§ EXERCISE GOAL
Your copy of the material below should match it exactly, except that it holds no pictures.

§ EXTRACTED MATERIAL
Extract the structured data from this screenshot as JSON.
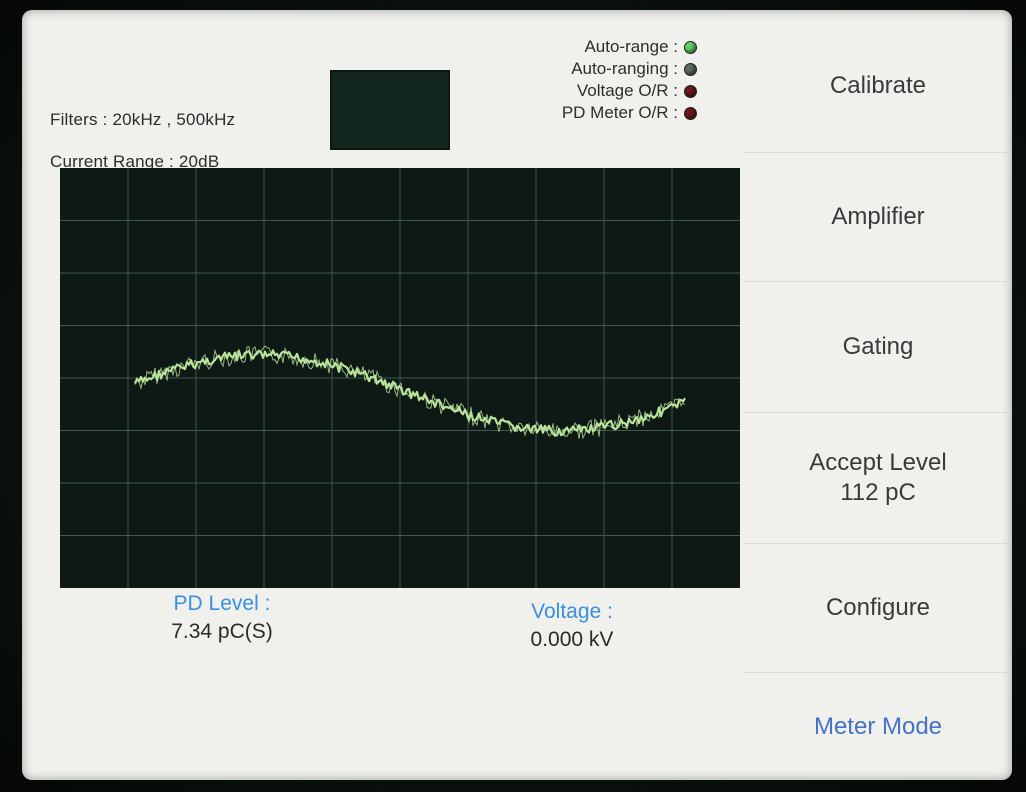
{
  "header": {
    "filters": "Filters : 20kHz , 500kHz",
    "current_range": "Current Range : 20dB"
  },
  "indicators": [
    {
      "label": "Auto-range :",
      "color": "#5fd06a"
    },
    {
      "label": "Auto-ranging :",
      "color": "#5d6e62"
    },
    {
      "label": "Voltage O/R :",
      "color": "#6a1a1e"
    },
    {
      "label": "PD Meter O/R :",
      "color": "#6a1a1e"
    }
  ],
  "readouts": {
    "pd_level_label": "PD Level :",
    "pd_level_value": "7.34 pC(S)",
    "voltage_label": "Voltage :",
    "voltage_value": "0.000 kV"
  },
  "menu": {
    "calibrate": "Calibrate",
    "amplifier": "Amplifier",
    "gating": "Gating",
    "accept_level_line1": "Accept Level",
    "accept_level_line2": "112 pC",
    "configure": "Configure",
    "meter_mode": "Meter Mode"
  },
  "trace": {
    "color": "#b9e39a",
    "grid_color": "#3f5a4c",
    "grid_columns": 10,
    "grid_rows": 8
  }
}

§ ANSWER BELOW
Extract the structured data from this screenshot as JSON.
{
  "header": {
    "filters": "Filters : 20kHz , 500kHz",
    "current_range": "Current Range : 20dB"
  },
  "indicators": [
    {
      "label": "Auto-range :",
      "color": "#5fd06a"
    },
    {
      "label": "Auto-ranging :",
      "color": "#5d6e62"
    },
    {
      "label": "Voltage O/R :",
      "color": "#6a1a1e"
    },
    {
      "label": "PD Meter O/R :",
      "color": "#6a1a1e"
    }
  ],
  "readouts": {
    "pd_level_label": "PD Level :",
    "pd_level_value": "7.34 pC(S)",
    "voltage_label": "Voltage :",
    "voltage_value": "0.000 kV"
  },
  "menu": {
    "calibrate": "Calibrate",
    "amplifier": "Amplifier",
    "gating": "Gating",
    "accept_level_line1": "Accept Level",
    "accept_level_line2": "112 pC",
    "configure": "Configure",
    "meter_mode": "Meter Mode"
  },
  "trace": {
    "color": "#b9e39a",
    "grid_color": "#3f5a4c",
    "grid_columns": 10,
    "grid_rows": 8
  }
}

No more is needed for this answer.